Task brief: Bring together all lines of the material below that contain the string "username".

___ Supplied material

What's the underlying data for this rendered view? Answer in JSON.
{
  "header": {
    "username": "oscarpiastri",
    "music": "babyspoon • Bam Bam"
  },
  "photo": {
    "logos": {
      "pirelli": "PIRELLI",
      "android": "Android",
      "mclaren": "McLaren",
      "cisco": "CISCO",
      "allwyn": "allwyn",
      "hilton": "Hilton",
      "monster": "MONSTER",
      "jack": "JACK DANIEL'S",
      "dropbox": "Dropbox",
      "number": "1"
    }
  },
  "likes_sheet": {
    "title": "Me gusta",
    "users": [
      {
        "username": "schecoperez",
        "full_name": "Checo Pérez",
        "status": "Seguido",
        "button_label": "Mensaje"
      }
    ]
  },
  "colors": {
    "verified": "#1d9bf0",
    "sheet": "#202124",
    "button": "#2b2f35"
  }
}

______
___ Supplied material

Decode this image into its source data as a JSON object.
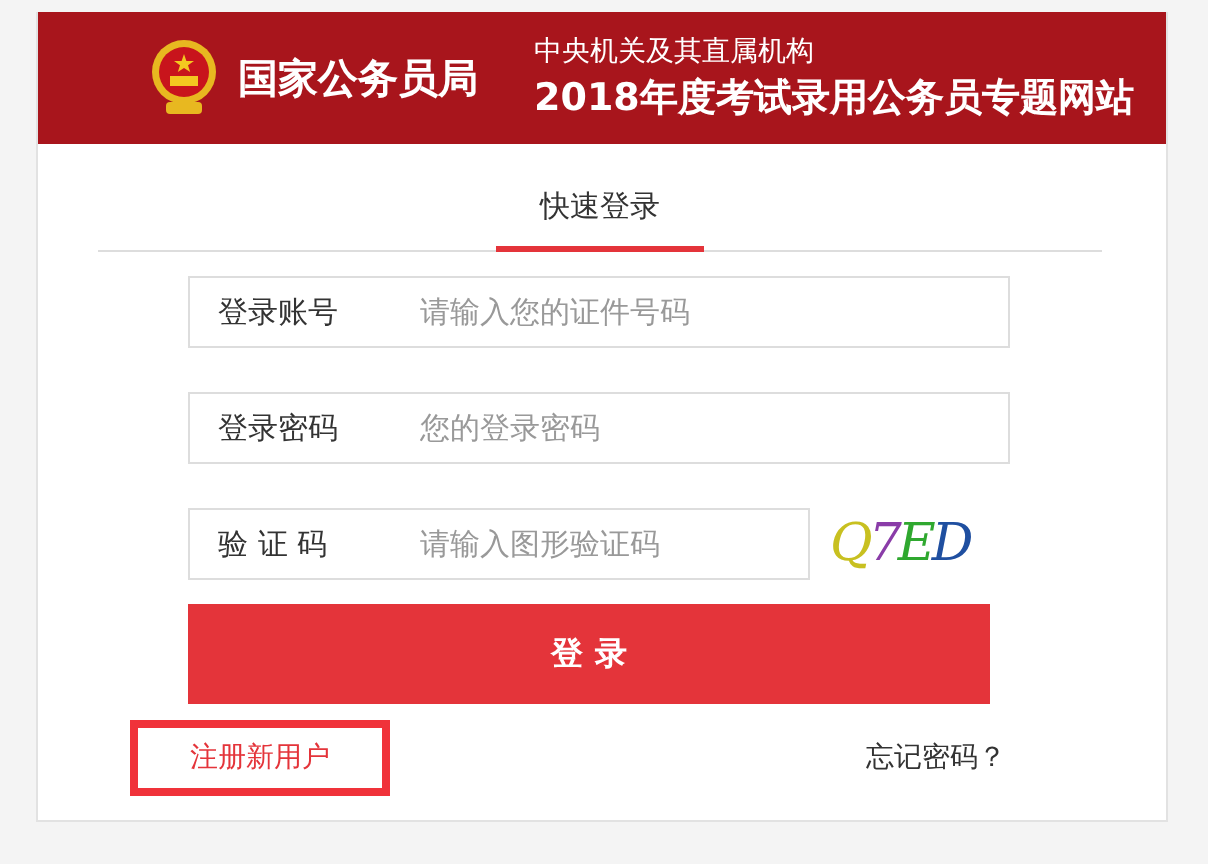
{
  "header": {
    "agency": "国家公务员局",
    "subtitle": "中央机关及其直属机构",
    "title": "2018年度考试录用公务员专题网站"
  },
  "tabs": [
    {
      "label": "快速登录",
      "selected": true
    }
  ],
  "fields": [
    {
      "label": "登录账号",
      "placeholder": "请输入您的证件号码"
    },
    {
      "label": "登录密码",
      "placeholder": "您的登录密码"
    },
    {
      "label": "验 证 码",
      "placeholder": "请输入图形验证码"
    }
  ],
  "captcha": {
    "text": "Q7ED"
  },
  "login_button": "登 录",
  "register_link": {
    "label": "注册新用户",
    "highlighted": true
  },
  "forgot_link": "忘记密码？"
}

______

The reply:
    "username": "oscarpiastri",
        "username": "schecoperez",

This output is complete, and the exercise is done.